Begin
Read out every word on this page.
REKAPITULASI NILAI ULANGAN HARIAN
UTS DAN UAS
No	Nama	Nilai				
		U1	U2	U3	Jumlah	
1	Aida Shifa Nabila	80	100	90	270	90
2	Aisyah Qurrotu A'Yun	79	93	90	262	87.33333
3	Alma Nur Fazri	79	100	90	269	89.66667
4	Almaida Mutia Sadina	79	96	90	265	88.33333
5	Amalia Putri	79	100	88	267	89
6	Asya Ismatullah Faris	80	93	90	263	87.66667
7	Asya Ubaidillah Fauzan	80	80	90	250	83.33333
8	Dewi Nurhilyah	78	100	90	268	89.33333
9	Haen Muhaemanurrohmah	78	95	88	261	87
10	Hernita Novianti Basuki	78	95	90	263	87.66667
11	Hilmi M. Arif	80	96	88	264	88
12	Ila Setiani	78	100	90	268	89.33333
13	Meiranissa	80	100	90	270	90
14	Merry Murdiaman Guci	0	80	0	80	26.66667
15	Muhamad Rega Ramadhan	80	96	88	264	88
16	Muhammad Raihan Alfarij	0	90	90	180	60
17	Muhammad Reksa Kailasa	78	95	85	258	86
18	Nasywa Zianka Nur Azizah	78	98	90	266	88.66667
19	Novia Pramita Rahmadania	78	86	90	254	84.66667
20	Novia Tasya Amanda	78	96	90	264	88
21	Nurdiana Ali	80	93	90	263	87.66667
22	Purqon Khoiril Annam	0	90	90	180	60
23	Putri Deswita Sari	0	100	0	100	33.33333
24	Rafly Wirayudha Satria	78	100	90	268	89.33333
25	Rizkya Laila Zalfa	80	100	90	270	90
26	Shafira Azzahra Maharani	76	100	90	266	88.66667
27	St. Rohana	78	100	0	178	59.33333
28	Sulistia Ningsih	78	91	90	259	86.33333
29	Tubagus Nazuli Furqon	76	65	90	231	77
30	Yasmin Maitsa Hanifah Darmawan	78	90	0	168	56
End
> [Exercise task]:
Find the lines above holding the word "Putri" and show them.

> [Result]:
5	Amalia Putri	79	100	88	267	89
23	Putri Deswita Sari	0	100	0	100	33.33333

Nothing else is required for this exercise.